(Dataset entries)
==*==
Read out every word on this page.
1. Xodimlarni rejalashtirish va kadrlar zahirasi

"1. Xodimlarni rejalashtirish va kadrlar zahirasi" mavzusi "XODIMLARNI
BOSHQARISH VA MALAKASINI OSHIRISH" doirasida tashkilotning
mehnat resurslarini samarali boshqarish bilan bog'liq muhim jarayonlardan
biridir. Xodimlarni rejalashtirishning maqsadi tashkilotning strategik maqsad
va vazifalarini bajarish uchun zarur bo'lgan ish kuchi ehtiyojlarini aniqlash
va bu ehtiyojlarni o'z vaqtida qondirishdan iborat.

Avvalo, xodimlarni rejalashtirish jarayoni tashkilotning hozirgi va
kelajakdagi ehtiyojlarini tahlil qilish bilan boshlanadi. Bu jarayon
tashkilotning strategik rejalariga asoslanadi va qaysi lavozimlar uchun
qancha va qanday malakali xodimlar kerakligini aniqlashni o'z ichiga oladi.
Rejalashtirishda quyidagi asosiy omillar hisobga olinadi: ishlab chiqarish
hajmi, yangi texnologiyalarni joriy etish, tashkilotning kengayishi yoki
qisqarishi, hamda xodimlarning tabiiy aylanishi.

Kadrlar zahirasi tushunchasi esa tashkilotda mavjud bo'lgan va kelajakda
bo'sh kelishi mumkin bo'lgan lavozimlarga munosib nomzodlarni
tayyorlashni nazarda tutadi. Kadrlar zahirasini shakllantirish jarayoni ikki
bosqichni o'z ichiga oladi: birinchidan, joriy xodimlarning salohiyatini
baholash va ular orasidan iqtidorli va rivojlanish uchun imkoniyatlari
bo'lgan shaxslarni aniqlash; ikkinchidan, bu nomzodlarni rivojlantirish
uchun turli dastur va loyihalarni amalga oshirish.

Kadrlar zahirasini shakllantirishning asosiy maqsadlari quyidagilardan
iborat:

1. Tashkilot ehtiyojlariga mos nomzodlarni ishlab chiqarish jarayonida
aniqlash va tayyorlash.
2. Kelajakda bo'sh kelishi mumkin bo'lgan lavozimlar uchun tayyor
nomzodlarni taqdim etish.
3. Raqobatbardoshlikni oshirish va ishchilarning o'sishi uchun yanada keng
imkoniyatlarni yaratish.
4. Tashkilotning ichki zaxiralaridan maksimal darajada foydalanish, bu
==*==
Retype all the material above precisely, with no line left out.

Read out every word on this page.
1. Xodimlarni rejalashtirish va kadrlar zahirasi

"1. Xodimlarni rejalashtirish va kadrlar zahirasi" mavzusi "XODIMLARNI
BOSHQARISH VA MALAKASINI OSHIRISH" doirasida tashkilotning
mehnat resurslarini samarali boshqarish bilan bog'liq muhim jarayonlardan
biridir. Xodimlarni rejalashtirishning maqsadi tashkilotning strategik maqsad
va vazifalarini bajarish uchun zarur bo'lgan ish kuchi ehtiyojlarini aniqlash
va bu ehtiyojlarni o'z vaqtida qondirishdan iborat.

Avvalo, xodimlarni rejalashtirish jarayoni tashkilotning hozirgi va
kelajakdagi ehtiyojlarini tahlil qilish bilan boshlanadi. Bu jarayon
tashkilotning strategik rejalariga asoslanadi va qaysi lavozimlar uchun
qancha va qanday malakali xodimlar kerakligini aniqlashni o'z ichiga oladi.
Rejalashtirishda quyidagi asosiy omillar hisobga olinadi: ishlab chiqarish
hajmi, yangi texnologiyalarni joriy etish, tashkilotning kengayishi yoki
qisqarishi, hamda xodimlarning tabiiy aylanishi.

Kadrlar zahirasi tushunchasi esa tashkilotda mavjud bo'lgan va kelajakda
bo'sh kelishi mumkin bo'lgan lavozimlarga munosib nomzodlarni
tayyorlashni nazarda tutadi. Kadrlar zahirasini shakllantirish jarayoni ikki
bosqichni o'z ichiga oladi: birinchidan, joriy xodimlarning salohiyatini
baholash va ular orasidan iqtidorli va rivojlanish uchun imkoniyatlari
bo'lgan shaxslarni aniqlash; ikkinchidan, bu nomzodlarni rivojlantirish
uchun turli dastur va loyihalarni amalga oshirish.

Kadrlar zahirasini shakllantirishning asosiy maqsadlari quyidagilardan
iborat:

1. Tashkilot ehtiyojlariga mos nomzodlarni ishlab chiqarish jarayonida
aniqlash va tayyorlash.
2. Kelajakda bo'sh kelishi mumkin bo'lgan lavozimlar uchun tayyor
nomzodlarni taqdim etish.
3. Raqobatbardoshlikni oshirish va ishchilarning o'sishi uchun yanada keng
imkoniyatlarni yaratish.
4. Tashkilotning ichki zaxiralaridan maksimal darajada foydalanish, bu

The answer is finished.